Hash aggregate collisions cause excessive spilling

From: Ants Aasma <ants(dot)aasma(at)cybertec(dot)at>
To: PostgreSQL Hackers <pgsql-hackers(at)lists(dot)postgresql(dot)org>
Subject: Hash aggregate collisions cause excessive spilling
Date: 2026-02-19 14:49:44
Message-ID: CANwKhkPOZupu3PYQVdkMmYjquYVqG2v8XmCAuuVM9Eu13-Zw3g@mail.gmail.com
Views: Whole Thread | Raw Message | Download mbox | Resend email
Thread:
Lists: pgsql-hackers

Investigating a customer complaint I ran into an issue with the hash
aggregate code. The problem was that a query that usually completes in
less than a minute sometimes gets stuck indefinitely (hours+). I
tracked it down to a hash aggregate node returning one tuple from a
batch and spilling the rest.

The reason for the behavior is that aggstate->hash_metacxt was 100M,
which is larger than work_mem*hash_mem_multiplier of 64M. This makes
hash_agg_check_limits() always spill after the first tuple. I think
that ends up having a n² overhead, with n being almost 4M here.

I don't have a simple reproducer yet, because the live problem was on
a parallel query where looking at the backend wrong caused the problem
to disappear. After some retries I was able to catch an instance of
growing past work_mem with gdb. After that growth the simplehash was
{size = 4194304, members = 409839, ..}, i.e. the table was only 20%
full before growing. So the cause seems to be a run of hash collisions
bigger than SH_GROW_MAX_MOVE (150).

▸ **SUPPLIED INFORMATION**:
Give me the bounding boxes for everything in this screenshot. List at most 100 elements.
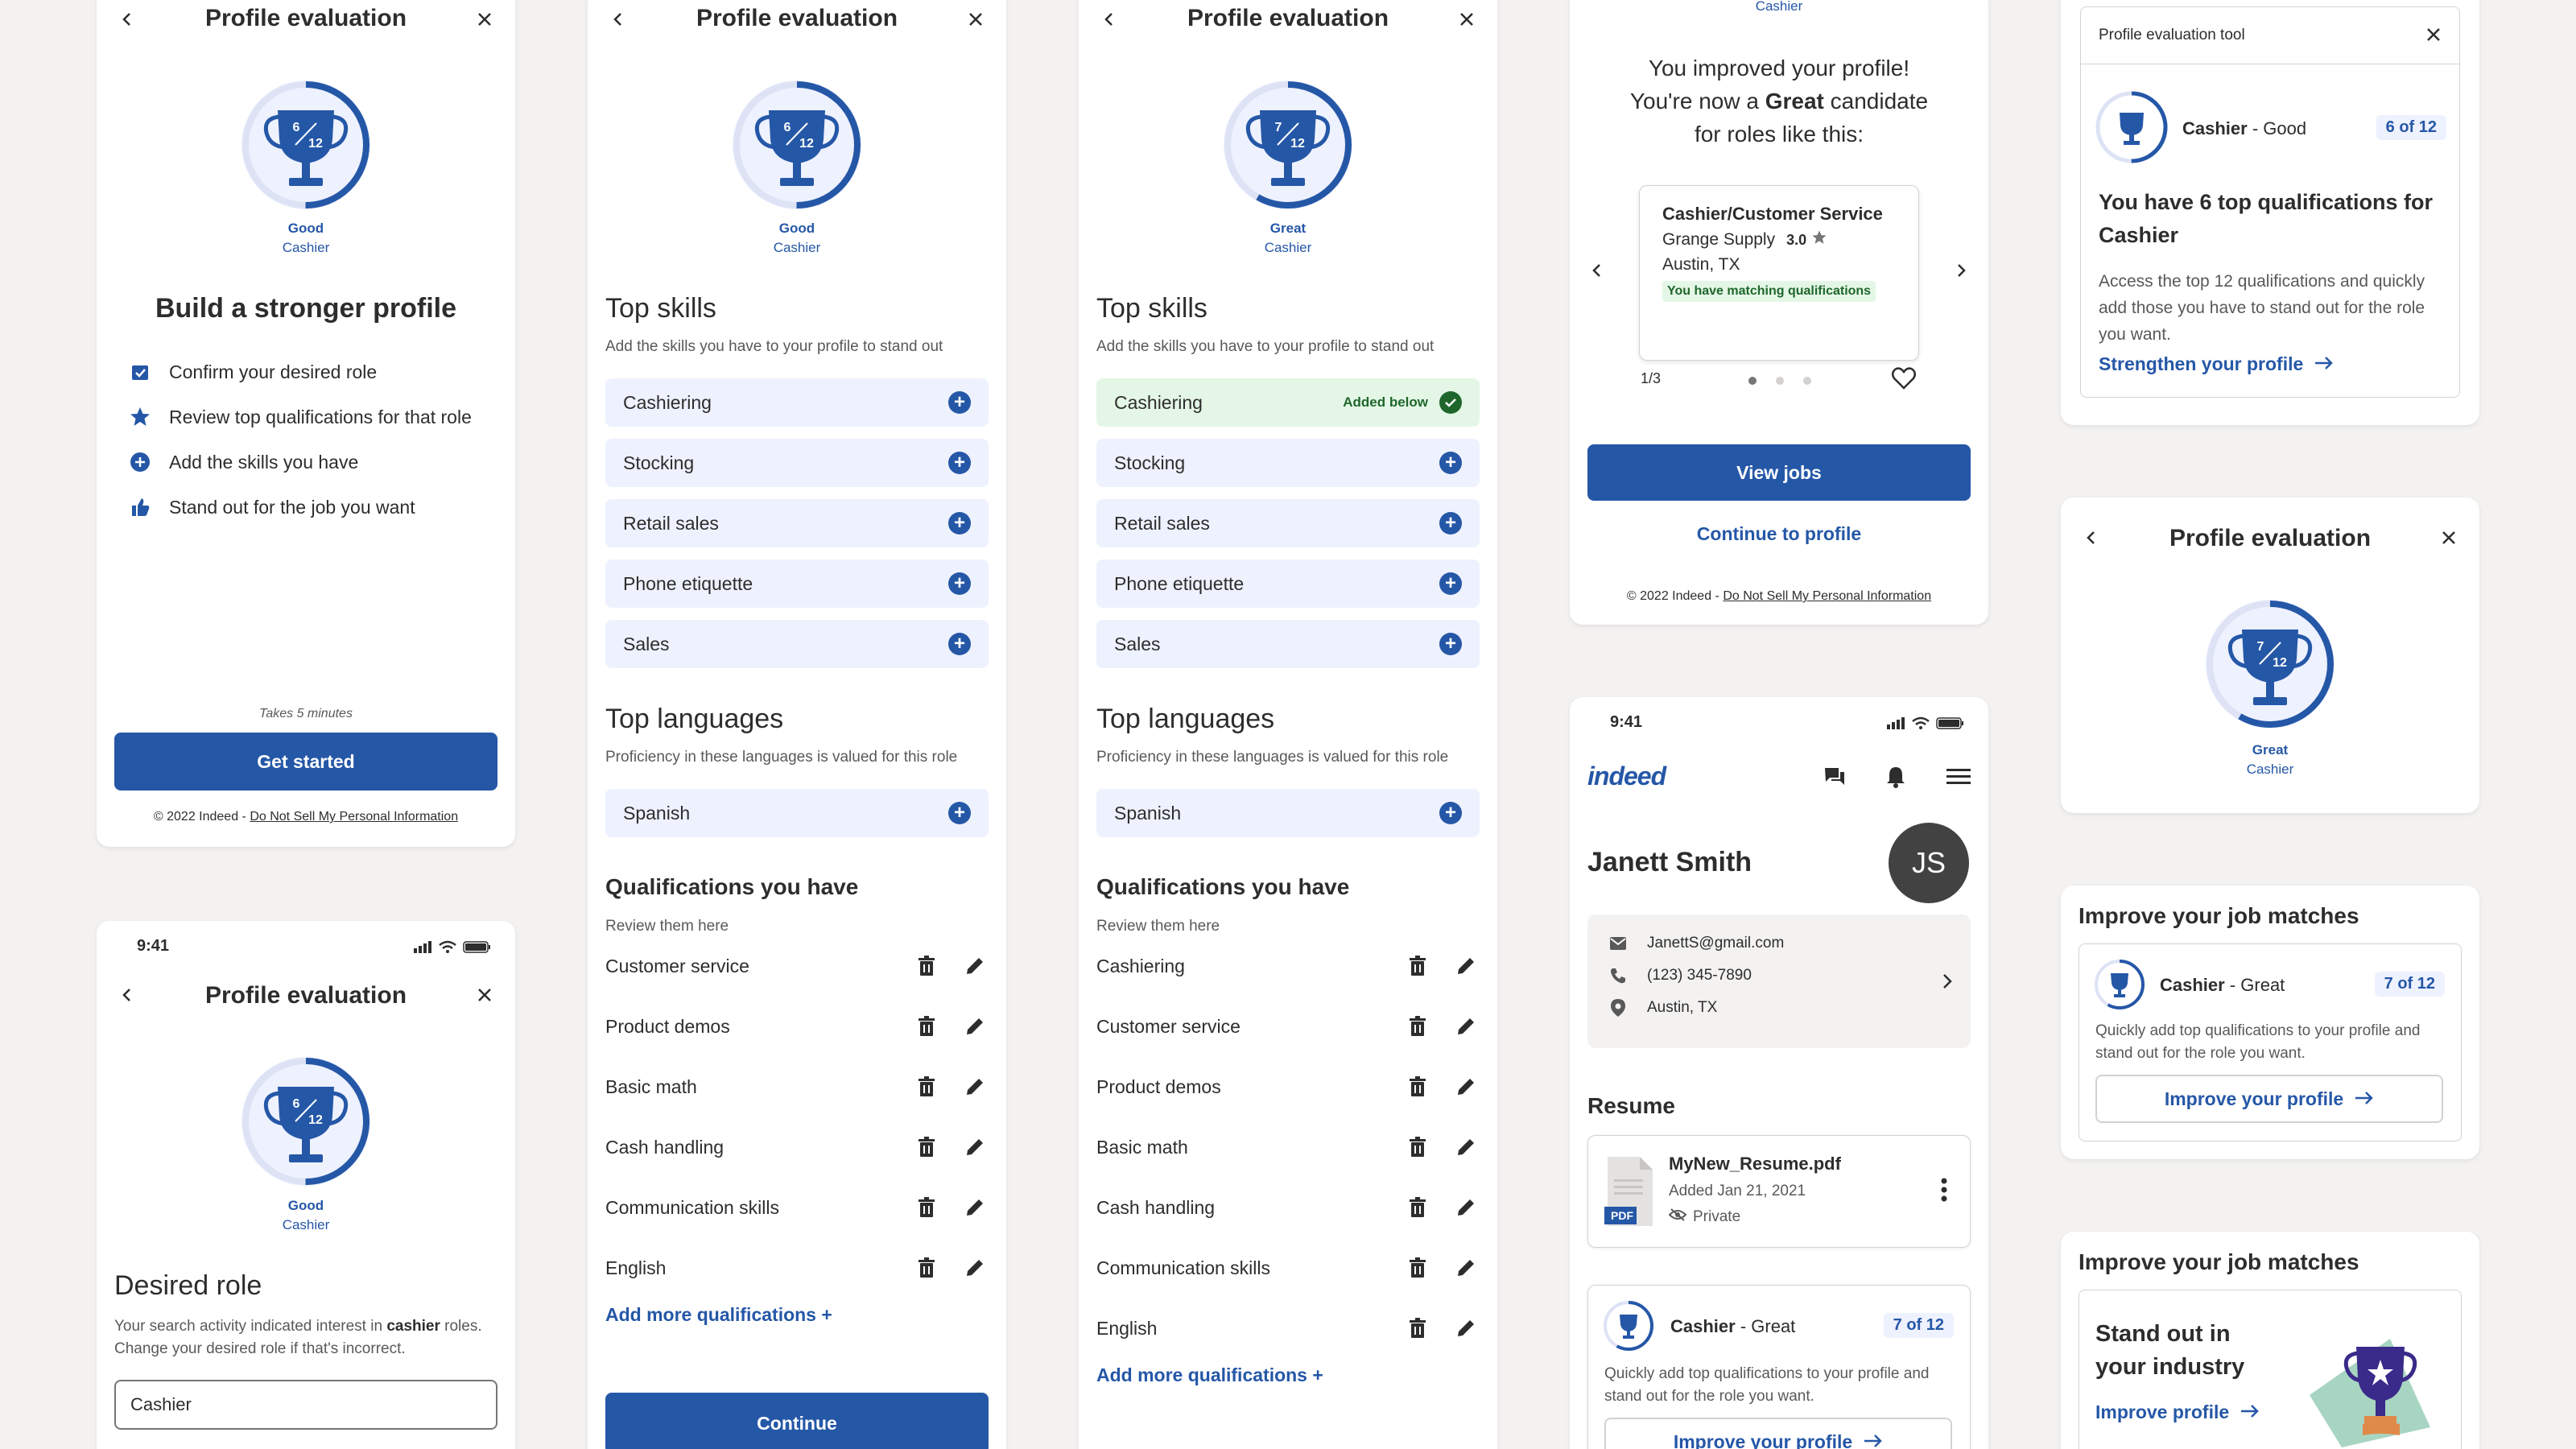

▸ **WHAT THIS EXERCISE ASKS**:
**1)** According to the message about hash aggregate collisions, how full was the simplehash table before it grew past work_mem?
**2)** Pick up the message about hash aggregate collisions after its last sentence and carry it forward.
The data have no connection to the message about hash aggregate collisions.

▸ **ANSWERS BELOW**:
**1)** It was only 20% full.

**2)**
AFAICT there is nothing in simplehash that would stop it growing past
work_mem, and once it does the spilling logic in
agg_refill_hash_table() enters this degenerate state until the end of
the plan node.

I think the correct fix would be to have a way to insert into
simplehash with a limit on size, which means that the insert might
fail. I haven't yet looked at how complicated this would be to
implement.

I also haven't checked what is the cause for such a long run of
collisions. But I think it's related to it being a HashAggregate on
top of Gather on top of HashAggregate.

Regards,
Ants Aasma

Responses

Browse pgsql-hackers by date

  From Date Subject
Next Message Fujii Masao 2026-02-19 14:57:24 Re: [PATCH] Expose checkpoint reason to completion log messages.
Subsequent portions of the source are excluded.